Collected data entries
= Beginning of Section =
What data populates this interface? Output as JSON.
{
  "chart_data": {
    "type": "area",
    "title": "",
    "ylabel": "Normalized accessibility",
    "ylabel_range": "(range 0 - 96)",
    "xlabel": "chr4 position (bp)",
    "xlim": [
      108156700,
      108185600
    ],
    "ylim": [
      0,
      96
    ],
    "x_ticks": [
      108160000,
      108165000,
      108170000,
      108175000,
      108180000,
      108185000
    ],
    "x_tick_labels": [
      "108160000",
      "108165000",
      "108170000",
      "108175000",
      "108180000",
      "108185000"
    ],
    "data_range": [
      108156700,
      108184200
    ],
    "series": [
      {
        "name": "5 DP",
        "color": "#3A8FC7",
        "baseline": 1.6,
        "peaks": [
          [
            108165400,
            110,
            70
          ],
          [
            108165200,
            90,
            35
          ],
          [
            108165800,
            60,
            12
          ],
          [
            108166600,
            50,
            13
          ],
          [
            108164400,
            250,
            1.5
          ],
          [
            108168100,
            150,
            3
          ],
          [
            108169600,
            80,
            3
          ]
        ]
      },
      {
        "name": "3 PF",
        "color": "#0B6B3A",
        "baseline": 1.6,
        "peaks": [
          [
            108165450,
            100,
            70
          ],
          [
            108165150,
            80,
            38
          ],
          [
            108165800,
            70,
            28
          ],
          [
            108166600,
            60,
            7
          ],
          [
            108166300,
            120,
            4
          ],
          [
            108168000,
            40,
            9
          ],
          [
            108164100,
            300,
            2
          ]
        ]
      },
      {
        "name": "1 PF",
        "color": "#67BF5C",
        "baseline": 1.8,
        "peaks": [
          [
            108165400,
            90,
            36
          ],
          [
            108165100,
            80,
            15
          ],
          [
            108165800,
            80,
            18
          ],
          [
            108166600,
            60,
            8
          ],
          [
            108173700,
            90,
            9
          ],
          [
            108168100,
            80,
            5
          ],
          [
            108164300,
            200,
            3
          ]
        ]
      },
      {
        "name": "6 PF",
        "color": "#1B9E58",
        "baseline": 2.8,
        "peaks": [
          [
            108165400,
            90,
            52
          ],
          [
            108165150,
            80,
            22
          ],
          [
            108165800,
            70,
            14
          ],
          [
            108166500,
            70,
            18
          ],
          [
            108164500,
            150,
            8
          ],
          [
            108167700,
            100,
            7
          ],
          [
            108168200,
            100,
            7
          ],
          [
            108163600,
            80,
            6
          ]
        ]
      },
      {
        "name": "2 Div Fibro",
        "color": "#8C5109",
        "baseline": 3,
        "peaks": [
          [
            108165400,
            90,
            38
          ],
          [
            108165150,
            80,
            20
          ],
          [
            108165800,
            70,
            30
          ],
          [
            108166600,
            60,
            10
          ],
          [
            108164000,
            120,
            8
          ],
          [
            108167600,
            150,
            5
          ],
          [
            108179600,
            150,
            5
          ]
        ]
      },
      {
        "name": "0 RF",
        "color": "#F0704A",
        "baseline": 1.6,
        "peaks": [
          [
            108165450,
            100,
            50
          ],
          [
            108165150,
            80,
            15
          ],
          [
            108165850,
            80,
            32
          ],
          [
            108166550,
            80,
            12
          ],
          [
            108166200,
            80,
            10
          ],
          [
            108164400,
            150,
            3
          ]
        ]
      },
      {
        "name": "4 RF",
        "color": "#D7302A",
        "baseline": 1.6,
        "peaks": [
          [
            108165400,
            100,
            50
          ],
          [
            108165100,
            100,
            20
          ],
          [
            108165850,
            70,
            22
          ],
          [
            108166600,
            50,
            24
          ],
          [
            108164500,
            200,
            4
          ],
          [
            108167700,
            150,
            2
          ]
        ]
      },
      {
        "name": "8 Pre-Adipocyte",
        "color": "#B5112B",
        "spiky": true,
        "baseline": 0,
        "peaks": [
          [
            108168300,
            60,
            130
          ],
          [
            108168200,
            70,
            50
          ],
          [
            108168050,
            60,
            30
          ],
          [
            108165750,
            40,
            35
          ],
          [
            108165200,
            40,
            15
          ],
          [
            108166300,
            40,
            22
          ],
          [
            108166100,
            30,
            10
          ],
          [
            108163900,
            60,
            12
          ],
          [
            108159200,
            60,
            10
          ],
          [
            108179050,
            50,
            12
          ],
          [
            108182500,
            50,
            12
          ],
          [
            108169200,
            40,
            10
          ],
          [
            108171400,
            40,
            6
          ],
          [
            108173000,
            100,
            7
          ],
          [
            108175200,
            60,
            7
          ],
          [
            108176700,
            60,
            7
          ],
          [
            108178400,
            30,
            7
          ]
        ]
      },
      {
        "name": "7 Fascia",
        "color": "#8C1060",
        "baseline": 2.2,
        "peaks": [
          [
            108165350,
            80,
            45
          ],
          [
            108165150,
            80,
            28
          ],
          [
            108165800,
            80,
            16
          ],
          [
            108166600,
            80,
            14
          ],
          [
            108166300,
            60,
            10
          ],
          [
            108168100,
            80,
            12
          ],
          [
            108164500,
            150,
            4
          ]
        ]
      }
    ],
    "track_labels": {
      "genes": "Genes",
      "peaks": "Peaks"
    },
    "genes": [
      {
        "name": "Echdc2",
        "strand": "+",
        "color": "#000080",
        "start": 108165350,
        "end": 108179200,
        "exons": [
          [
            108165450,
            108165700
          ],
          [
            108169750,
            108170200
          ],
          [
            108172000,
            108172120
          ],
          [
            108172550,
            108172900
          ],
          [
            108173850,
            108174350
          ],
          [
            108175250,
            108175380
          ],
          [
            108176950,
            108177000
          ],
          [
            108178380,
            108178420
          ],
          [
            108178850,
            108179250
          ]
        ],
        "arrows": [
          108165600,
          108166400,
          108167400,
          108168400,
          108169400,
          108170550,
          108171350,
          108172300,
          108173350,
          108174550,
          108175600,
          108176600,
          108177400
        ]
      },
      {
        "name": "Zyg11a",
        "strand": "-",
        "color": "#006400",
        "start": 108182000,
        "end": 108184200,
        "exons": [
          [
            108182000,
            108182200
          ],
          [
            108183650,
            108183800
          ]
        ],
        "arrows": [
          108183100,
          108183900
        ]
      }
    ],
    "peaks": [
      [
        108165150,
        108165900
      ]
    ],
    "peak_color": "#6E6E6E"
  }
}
= End of Section =
What to produce: Return every line above exactly.

Exercise solution:
What data populates this interface? Output as JSON.
{
  "chart_data": {
    "type": "area",
    "title": "",
    "ylabel": "Normalized accessibility",
    "ylabel_range": "(range 0 - 96)",
    "xlabel": "chr4 position (bp)",
    "xlim": [
      108156700,
      108185600
    ],
    "ylim": [
      0,
      96
    ],
    "x_ticks": [
      108160000,
      108165000,
      108170000,
      108175000,
      108180000,
      108185000
    ],
    "x_tick_labels": [
      "108160000",
      "108165000",
      "108170000",
      "108175000",
      "108180000",
      "108185000"
    ],
    "data_range": [
      108156700,
      108184200
    ],
    "series": [
      {
        "name": "5 DP",
        "color": "#3A8FC7",
        "baseline": 1.6,
        "peaks": [
          [
            108165400,
            110,
            70
          ],
          [
            108165200,
            90,
            35
          ],
          [
            108165800,
            60,
            12
          ],
          [
            108166600,
            50,
            13
          ],
          [
            108164400,
            250,
            1.5
          ],
          [
            108168100,
            150,
            3
          ],
          [
            108169600,
            80,
            3
          ]
        ]
      },
      {
        "name": "3 PF",
        "color": "#0B6B3A",
        "baseline": 1.6,
        "peaks": [
          [
            108165450,
            100,
            70
          ],
          [
            108165150,
            80,
            38
          ],
          [
            108165800,
            70,
            28
          ],
          [
            108166600,
            60,
            7
          ],
          [
            108166300,
            120,
            4
          ],
          [
            108168000,
            40,
            9
          ],
          [
            108164100,
            300,
            2
          ]
        ]
      },
      {
        "name": "1 PF",
        "color": "#67BF5C",
        "baseline": 1.8,
        "peaks": [
          [
            108165400,
            90,
            36
          ],
          [
            108165100,
            80,
            15
          ],
          [
            108165800,
            80,
            18
          ],
          [
            108166600,
            60,
            8
          ],
          [
            108173700,
            90,
            9
          ],
          [
            108168100,
            80,
            5
          ],
          [
            108164300,
            200,
            3
          ]
        ]
      },
      {
        "name": "6 PF",
        "color": "#1B9E58",
        "baseline": 2.8,
        "peaks": [
          [
            108165400,
            90,
            52
          ],
          [
            108165150,
            80,
            22
          ],
          [
            108165800,
            70,
            14
          ],
          [
            108166500,
            70,
            18
          ],
          [
            108164500,
            150,
            8
          ],
          [
            108167700,
            100,
            7
          ],
          [
            108168200,
            100,
            7
          ],
          [
            108163600,
            80,
            6
          ]
        ]
      },
      {
        "name": "2 Div Fibro",
        "color": "#8C5109",
        "baseline": 3,
        "peaks": [
          [
            108165400,
            90,
            38
          ],
          [
            108165150,
            80,
            20
          ],
          [
            108165800,
            70,
            30
          ],
          [
            108166600,
            60,
            10
          ],
          [
            108164000,
            120,
            8
          ],
          [
            108167600,
            150,
            5
          ],
          [
            108179600,
            150,
            5
          ]
        ]
      },
      {
        "name": "0 RF",
        "color": "#F0704A",
        "baseline": 1.6,
        "peaks": [
          [
            108165450,
            100,
            50
          ],
          [
            108165150,
            80,
            15
          ],
          [
            108165850,
            80,
            32
          ],
          [
            108166550,
            80,
            12
          ],
          [
            108166200,
            80,
            10
          ],
          [
            108164400,
            150,
            3
          ]
        ]
      },
      {
        "name": "4 RF",
        "color": "#D7302A",
        "baseline": 1.6,
        "peaks": [
          [
            108165400,
            100,
            50
          ],
          [
            108165100,
            100,
            20
          ],
          [
            108165850,
            70,
            22
          ],
          [
            108166600,
            50,
            24
          ],
          [
            108164500,
            200,
            4
          ],
          [
            108167700,
            150,
            2
          ]
        ]
      },
      {
        "name": "8 Pre-Adipocyte",
        "color": "#B5112B",
        "spiky": true,
        "baseline": 0,
        "peaks": [
          [
            108168300,
            60,
            130
          ],
          [
            108168200,
            70,
            50
          ],
          [
            108168050,
            60,
            30
          ],
          [
            108165750,
            40,
            35
          ],
          [
            108165200,
            40,
            15
          ],
          [
            108166300,
            40,
            22
          ],
          [
            108166100,
            30,
            10
          ],
          [
            108163900,
            60,
            12
          ],
          [
            108159200,
            60,
            10
          ],
          [
            108179050,
            50,
            12
          ],
          [
            108182500,
            50,
            12
          ],
          [
            108169200,
            40,
            10
          ],
          [
            108171400,
            40,
            6
          ],
          [
            108173000,
            100,
            7
          ],
          [
            108175200,
            60,
            7
          ],
          [
            108176700,
            60,
            7
          ],
          [
            108178400,
            30,
            7
          ]
        ]
      },
      {
        "name": "7 Fascia",
        "color": "#8C1060",
        "baseline": 2.2,
        "peaks": [
          [
            108165350,
            80,
            45
          ],
          [
            108165150,
            80,
            28
          ],
          [
            108165800,
            80,
            16
          ],
          [
            108166600,
            80,
            14
          ],
          [
            108166300,
            60,
            10
          ],
          [
            108168100,
            80,
            12
          ],
          [
            108164500,
            150,
            4
          ]
        ]
      }
    ],
    "track_labels": {
      "genes": "Genes",
      "peaks": "Peaks"
    },
    "genes": [
      {
        "name": "Echdc2",
        "strand": "+",
        "color": "#000080",
        "start": 108165350,
        "end": 108179200,
        "exons": [
          [
            108165450,
            108165700
          ],
          [
            108169750,
            108170200
          ],
          [
            108172000,
            108172120
          ],
          [
            108172550,
            108172900
          ],
          [
            108173850,
            108174350
          ],
          [
            108175250,
            108175380
          ],
          [
            108176950,
            108177000
          ],
          [
            108178380,
            108178420
          ],
          [
            108178850,
            108179250
          ]
        ],
        "arrows": [
          108165600,
          108166400,
          108167400,
          108168400,
          108169400,
          108170550,
          108171350,
          108172300,
          108173350,
          108174550,
          108175600,
          108176600,
          108177400
        ]
      },
      {
        "name": "Zyg11a",
        "strand": "-",
        "color": "#006400",
        "start": 108182000,
        "end": 108184200,
        "exons": [
          [
            108182000,
            108182200
          ],
          [
            108183650,
            108183800
          ]
        ],
        "arrows": [
          108183100,
          108183900
        ]
      }
    ],
    "peaks": [
      [
        108165150,
        108165900
      ]
    ],
    "peak_color": "#6E6E6E"
  }
}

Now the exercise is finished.